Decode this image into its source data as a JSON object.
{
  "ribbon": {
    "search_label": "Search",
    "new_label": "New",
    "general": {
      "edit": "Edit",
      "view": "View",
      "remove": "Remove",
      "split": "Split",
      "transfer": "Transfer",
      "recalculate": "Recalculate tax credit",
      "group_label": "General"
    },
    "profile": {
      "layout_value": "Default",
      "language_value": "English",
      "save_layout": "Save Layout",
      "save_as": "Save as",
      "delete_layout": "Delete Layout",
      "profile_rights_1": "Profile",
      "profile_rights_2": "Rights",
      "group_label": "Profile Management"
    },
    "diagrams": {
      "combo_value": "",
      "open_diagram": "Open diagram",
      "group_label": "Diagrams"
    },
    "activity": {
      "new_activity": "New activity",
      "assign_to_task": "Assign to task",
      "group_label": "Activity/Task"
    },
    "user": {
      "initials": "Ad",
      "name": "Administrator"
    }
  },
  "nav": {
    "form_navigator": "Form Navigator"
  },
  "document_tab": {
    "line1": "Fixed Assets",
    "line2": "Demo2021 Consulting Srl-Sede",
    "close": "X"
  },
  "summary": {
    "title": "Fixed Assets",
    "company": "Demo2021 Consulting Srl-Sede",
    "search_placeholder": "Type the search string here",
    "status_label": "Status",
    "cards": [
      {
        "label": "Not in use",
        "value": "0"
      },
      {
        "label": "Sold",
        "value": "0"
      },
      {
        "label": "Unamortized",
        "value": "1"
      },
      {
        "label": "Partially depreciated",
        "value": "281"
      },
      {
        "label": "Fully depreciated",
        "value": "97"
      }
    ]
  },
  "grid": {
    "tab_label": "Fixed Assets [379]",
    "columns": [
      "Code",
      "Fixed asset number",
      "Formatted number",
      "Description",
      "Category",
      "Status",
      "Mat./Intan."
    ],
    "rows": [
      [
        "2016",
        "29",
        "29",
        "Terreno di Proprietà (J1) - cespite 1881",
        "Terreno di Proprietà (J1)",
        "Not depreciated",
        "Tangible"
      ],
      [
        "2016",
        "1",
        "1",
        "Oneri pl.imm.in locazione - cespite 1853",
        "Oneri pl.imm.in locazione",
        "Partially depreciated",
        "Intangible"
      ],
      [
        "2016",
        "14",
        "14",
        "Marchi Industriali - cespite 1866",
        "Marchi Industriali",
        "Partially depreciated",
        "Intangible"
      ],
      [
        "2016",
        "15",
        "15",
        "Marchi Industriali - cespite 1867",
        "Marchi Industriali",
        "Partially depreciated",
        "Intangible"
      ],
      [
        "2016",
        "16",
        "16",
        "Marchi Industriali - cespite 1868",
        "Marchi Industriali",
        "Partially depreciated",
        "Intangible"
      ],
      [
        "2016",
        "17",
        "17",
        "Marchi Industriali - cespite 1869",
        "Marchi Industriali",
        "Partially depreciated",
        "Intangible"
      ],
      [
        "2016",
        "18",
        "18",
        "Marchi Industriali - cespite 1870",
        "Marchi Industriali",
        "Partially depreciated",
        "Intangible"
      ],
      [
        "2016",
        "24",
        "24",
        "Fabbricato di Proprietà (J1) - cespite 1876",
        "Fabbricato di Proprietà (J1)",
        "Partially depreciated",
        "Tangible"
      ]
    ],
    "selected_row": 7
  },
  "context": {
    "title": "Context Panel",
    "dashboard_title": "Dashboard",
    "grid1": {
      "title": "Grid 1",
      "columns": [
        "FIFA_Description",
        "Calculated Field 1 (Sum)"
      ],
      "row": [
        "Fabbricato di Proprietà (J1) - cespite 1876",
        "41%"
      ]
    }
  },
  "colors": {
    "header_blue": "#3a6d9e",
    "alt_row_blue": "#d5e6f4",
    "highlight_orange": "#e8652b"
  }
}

----

Check each line of the records for the word "Proprietà", and show the lines that contain it.

CORRECT RESULT:
        "Terreno di Proprietà (J1) - cespite 1881",
        "Terreno di Proprietà (J1)",
        "Fabbricato di Proprietà (J1) - cespite 1876",
        "Fabbricato di Proprietà (J1)",
        "Fabbricato di Proprietà (J1) - cespite 1876",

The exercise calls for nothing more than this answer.